• What you should do
Look through the data for the string "outbreaks". Copy every line where it is found.

• Data excerpts
• • • • •
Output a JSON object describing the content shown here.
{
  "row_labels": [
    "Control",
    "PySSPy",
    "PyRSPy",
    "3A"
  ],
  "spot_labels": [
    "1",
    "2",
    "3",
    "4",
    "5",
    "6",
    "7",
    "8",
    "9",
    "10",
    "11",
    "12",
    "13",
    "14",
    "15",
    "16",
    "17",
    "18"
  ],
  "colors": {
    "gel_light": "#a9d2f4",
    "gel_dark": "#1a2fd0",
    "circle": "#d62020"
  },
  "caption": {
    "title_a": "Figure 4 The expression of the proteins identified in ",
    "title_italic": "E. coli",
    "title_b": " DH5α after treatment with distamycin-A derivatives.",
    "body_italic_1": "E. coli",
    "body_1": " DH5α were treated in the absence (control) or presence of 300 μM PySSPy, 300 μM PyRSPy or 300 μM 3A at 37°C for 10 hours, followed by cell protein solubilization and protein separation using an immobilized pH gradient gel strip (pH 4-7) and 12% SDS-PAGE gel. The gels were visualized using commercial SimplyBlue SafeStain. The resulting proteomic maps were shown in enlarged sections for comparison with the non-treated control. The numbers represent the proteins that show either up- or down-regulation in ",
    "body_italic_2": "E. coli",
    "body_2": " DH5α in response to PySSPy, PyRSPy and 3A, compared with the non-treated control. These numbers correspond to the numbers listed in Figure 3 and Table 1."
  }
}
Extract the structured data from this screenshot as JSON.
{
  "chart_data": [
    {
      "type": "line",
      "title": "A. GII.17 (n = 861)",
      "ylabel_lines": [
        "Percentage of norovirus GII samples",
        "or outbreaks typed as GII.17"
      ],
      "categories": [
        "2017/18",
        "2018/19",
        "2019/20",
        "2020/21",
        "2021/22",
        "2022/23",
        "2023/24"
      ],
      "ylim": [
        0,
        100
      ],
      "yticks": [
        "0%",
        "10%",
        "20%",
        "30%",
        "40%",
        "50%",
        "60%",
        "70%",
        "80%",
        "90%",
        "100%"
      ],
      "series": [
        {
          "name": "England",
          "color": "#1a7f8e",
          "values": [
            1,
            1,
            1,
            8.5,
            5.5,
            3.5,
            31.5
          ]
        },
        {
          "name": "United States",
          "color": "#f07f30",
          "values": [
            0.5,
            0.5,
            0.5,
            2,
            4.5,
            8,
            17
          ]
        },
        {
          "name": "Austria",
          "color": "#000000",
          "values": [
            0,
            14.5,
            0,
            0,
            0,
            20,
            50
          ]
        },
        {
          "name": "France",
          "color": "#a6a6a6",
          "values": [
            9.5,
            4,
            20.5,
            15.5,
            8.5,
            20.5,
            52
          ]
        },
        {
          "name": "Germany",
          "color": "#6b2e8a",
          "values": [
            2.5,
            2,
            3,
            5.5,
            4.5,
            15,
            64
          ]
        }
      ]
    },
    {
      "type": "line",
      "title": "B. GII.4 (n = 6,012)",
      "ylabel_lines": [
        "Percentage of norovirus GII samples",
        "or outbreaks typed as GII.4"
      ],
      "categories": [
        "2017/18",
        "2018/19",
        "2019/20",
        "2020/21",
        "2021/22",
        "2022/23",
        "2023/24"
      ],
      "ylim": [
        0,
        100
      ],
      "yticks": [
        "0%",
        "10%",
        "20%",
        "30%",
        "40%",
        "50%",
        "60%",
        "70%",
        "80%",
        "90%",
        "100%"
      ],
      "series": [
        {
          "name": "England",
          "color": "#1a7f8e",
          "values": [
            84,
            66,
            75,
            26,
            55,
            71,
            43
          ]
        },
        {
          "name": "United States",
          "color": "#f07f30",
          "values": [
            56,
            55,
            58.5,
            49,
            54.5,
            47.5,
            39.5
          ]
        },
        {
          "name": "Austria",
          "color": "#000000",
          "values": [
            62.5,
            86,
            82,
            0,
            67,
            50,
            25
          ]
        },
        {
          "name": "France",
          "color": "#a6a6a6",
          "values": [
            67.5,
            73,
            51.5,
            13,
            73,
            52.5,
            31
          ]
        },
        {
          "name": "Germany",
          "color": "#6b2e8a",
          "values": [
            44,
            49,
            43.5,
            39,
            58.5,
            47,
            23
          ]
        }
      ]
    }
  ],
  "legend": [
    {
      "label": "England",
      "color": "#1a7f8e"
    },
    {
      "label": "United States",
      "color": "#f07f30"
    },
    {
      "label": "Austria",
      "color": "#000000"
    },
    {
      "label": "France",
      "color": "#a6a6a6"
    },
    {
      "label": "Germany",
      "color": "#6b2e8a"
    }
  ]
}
• • • • •
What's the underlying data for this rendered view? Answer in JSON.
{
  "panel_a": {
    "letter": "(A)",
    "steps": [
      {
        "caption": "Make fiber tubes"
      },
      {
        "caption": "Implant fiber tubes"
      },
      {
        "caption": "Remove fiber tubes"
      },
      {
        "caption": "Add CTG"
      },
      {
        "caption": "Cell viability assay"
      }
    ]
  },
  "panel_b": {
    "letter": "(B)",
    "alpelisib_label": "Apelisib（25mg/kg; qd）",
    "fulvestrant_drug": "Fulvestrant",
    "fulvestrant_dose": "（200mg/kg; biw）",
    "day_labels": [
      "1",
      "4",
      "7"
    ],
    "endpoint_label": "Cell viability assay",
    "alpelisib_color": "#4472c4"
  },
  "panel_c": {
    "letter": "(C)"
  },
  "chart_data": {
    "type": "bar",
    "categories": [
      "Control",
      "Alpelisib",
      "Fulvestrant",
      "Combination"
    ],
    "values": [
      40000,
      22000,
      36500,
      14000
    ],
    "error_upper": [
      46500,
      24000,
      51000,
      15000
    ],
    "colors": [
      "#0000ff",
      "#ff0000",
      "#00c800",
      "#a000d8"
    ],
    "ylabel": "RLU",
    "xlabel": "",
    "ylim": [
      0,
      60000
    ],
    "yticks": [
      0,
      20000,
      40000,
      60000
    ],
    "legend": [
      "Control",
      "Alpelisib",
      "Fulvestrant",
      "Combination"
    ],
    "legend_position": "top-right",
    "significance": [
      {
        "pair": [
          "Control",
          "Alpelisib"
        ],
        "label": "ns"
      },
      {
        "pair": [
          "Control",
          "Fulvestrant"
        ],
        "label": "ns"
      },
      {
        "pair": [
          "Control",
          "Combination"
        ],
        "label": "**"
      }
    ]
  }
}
• • • • •
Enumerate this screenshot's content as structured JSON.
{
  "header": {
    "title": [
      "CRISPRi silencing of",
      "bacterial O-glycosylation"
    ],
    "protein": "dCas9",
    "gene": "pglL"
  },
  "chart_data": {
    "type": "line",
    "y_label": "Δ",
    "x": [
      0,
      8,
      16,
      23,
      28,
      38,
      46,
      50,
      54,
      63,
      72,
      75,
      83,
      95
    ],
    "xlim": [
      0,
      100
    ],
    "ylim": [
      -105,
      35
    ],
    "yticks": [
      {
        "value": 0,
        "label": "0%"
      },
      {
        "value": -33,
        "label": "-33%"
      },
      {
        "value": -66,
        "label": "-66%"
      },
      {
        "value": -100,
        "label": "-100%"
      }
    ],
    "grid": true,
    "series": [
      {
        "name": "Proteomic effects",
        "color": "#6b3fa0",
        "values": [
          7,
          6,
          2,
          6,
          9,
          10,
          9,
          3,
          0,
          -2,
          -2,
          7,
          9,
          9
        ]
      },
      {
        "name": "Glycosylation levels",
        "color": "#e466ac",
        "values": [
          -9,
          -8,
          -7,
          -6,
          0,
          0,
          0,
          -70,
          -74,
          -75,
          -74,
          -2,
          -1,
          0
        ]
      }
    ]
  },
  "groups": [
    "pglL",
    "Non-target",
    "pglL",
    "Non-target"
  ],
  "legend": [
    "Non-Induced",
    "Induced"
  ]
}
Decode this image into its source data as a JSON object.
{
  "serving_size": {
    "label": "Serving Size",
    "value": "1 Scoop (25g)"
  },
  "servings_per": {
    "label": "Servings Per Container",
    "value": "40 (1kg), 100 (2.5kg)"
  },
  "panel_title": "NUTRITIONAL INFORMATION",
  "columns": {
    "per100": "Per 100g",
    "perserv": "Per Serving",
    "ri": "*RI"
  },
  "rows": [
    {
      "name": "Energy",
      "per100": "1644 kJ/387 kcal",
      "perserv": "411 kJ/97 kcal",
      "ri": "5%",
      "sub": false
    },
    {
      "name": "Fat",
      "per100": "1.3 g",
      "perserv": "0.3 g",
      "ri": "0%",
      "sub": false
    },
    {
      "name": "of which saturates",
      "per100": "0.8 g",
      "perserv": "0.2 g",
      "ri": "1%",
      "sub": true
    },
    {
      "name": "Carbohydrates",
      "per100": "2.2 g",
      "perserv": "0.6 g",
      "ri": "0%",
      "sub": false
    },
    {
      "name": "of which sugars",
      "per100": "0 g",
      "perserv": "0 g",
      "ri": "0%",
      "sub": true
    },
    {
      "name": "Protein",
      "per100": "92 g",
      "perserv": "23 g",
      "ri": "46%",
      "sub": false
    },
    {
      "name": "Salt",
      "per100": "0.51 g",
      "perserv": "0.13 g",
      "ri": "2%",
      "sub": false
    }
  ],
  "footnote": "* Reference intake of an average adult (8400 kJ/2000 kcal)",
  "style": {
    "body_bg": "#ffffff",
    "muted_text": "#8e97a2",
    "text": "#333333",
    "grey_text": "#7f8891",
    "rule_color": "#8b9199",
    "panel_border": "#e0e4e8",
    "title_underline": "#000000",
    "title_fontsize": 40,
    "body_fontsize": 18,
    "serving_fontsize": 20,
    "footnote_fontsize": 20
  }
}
• • • • •
• Task result
        "or outbreaks typed as GII.17"
        "or outbreaks typed as GII.4"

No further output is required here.